Challenge: Extract each line of the records below that contains the word "name".

Dataset:
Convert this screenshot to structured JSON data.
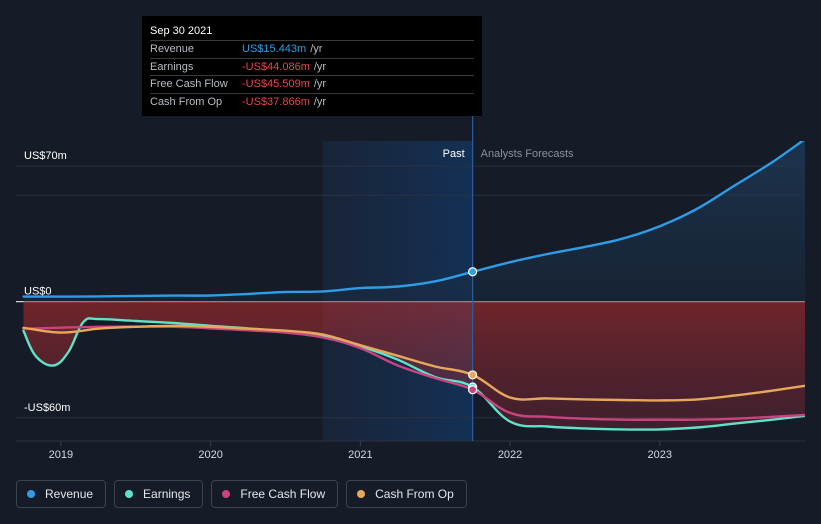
{
  "tooltip": {
    "date": "Sep 30 2021",
    "rows": [
      {
        "label": "Revenue",
        "value": "US$15.443m",
        "unit": "/yr",
        "color": "#2d9de8"
      },
      {
        "label": "Earnings",
        "value": "-US$44.086m",
        "unit": "/yr",
        "color": "#e8474a"
      },
      {
        "label": "Free Cash Flow",
        "value": "-US$45.509m",
        "unit": "/yr",
        "color": "#e8474a"
      },
      {
        "label": "Cash From Op",
        "value": "-US$37.866m",
        "unit": "/yr",
        "color": "#e8474a"
      }
    ]
  },
  "legend": [
    {
      "label": "Revenue",
      "color": "#2d9de8"
    },
    {
      "label": "Earnings",
      "color": "#5fe2c9"
    },
    {
      "label": "Free Cash Flow",
      "color": "#c9447e"
    },
    {
      "label": "Cash From Op",
      "color": "#e8a85a"
    }
  ],
  "chart_data": {
    "type": "line",
    "title": "",
    "xlabel": "",
    "ylabel": "",
    "xlim": [
      2018.7,
      2023.97
    ],
    "ylim": [
      -72,
      83
    ],
    "y_ticks": [
      {
        "value": 70,
        "label": "US$70m"
      },
      {
        "value": 0,
        "label": "US$0"
      },
      {
        "value": -60,
        "label": "-US$60m"
      }
    ],
    "x_ticks": [
      {
        "value": 2019,
        "label": "2019"
      },
      {
        "value": 2020,
        "label": "2020"
      },
      {
        "value": 2021,
        "label": "2021"
      },
      {
        "value": 2022,
        "label": "2022"
      },
      {
        "value": 2023,
        "label": "2023"
      }
    ],
    "past_label": "Past",
    "forecast_label": "Analysts Forecasts",
    "divider_x": 2021.75,
    "past_shade_start": 2020.75,
    "series": [
      {
        "name": "Revenue",
        "color": "#2d9de8",
        "points": [
          [
            2018.75,
            2.6
          ],
          [
            2019.25,
            2.7
          ],
          [
            2019.75,
            3.1
          ],
          [
            2020.0,
            3.2
          ],
          [
            2020.25,
            4.0
          ],
          [
            2020.5,
            5.0
          ],
          [
            2020.75,
            5.3
          ],
          [
            2021.0,
            7.0
          ],
          [
            2021.25,
            7.8
          ],
          [
            2021.5,
            10.5
          ],
          [
            2021.75,
            15.443
          ],
          [
            2022.0,
            20.4
          ],
          [
            2022.25,
            24.6
          ],
          [
            2022.5,
            28.3
          ],
          [
            2022.75,
            32.5
          ],
          [
            2023.0,
            39.0
          ],
          [
            2023.25,
            48.0
          ],
          [
            2023.5,
            60.0
          ],
          [
            2023.75,
            72.0
          ],
          [
            2023.97,
            84.0
          ]
        ]
      },
      {
        "name": "Earnings",
        "color": "#5fe2c9",
        "points": [
          [
            2018.75,
            -15.0
          ],
          [
            2018.83,
            -28.0
          ],
          [
            2018.95,
            -33.0
          ],
          [
            2019.05,
            -26.0
          ],
          [
            2019.15,
            -10.5
          ],
          [
            2019.25,
            -9.0
          ],
          [
            2019.5,
            -10.0
          ],
          [
            2019.75,
            -11.0
          ],
          [
            2020.0,
            -12.5
          ],
          [
            2020.25,
            -13.8
          ],
          [
            2020.5,
            -15.5
          ],
          [
            2020.75,
            -17.5
          ],
          [
            2021.0,
            -23.0
          ],
          [
            2021.25,
            -30.0
          ],
          [
            2021.5,
            -39.0
          ],
          [
            2021.75,
            -44.086
          ],
          [
            2022.0,
            -62.0
          ],
          [
            2022.25,
            -64.5
          ],
          [
            2022.5,
            -65.5
          ],
          [
            2022.75,
            -66.0
          ],
          [
            2023.0,
            -66.0
          ],
          [
            2023.25,
            -65.0
          ],
          [
            2023.5,
            -63.0
          ],
          [
            2023.75,
            -61.0
          ],
          [
            2023.97,
            -59.0
          ]
        ]
      },
      {
        "name": "Free Cash Flow",
        "color": "#c9447e",
        "points": [
          [
            2018.75,
            -14.0
          ],
          [
            2019.25,
            -13.0
          ],
          [
            2019.75,
            -13.0
          ],
          [
            2020.0,
            -13.8
          ],
          [
            2020.25,
            -14.8
          ],
          [
            2020.5,
            -16.0
          ],
          [
            2020.75,
            -18.5
          ],
          [
            2021.0,
            -24.0
          ],
          [
            2021.25,
            -33.0
          ],
          [
            2021.5,
            -39.5
          ],
          [
            2021.75,
            -45.509
          ],
          [
            2022.0,
            -57.5
          ],
          [
            2022.25,
            -59.5
          ],
          [
            2022.5,
            -60.5
          ],
          [
            2022.75,
            -61.0
          ],
          [
            2023.0,
            -61.0
          ],
          [
            2023.25,
            -61.0
          ],
          [
            2023.5,
            -60.5
          ],
          [
            2023.75,
            -59.5
          ],
          [
            2023.97,
            -58.5
          ]
        ]
      },
      {
        "name": "Cash From Op",
        "color": "#e8a85a",
        "points": [
          [
            2018.75,
            -13.5
          ],
          [
            2019.0,
            -16.0
          ],
          [
            2019.25,
            -14.0
          ],
          [
            2019.5,
            -13.0
          ],
          [
            2019.75,
            -12.5
          ],
          [
            2020.0,
            -13.0
          ],
          [
            2020.25,
            -14.0
          ],
          [
            2020.5,
            -15.0
          ],
          [
            2020.75,
            -17.0
          ],
          [
            2021.0,
            -22.5
          ],
          [
            2021.25,
            -28.0
          ],
          [
            2021.5,
            -33.5
          ],
          [
            2021.75,
            -37.866
          ],
          [
            2022.0,
            -49.5
          ],
          [
            2022.25,
            -50.0
          ],
          [
            2022.5,
            -50.5
          ],
          [
            2022.75,
            -50.8
          ],
          [
            2023.0,
            -51.0
          ],
          [
            2023.25,
            -50.5
          ],
          [
            2023.5,
            -48.5
          ],
          [
            2023.75,
            -46.0
          ],
          [
            2023.97,
            -43.5
          ]
        ]
      }
    ],
    "highlight_x": 2021.75,
    "negative_fill_color": "#c0302f",
    "positive_fill_color": "#1c3650"
  }
}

Complete output:
        "name": "Revenue",
        "name": "Earnings",
        "name": "Free Cash Flow",
        "name": "Cash From Op",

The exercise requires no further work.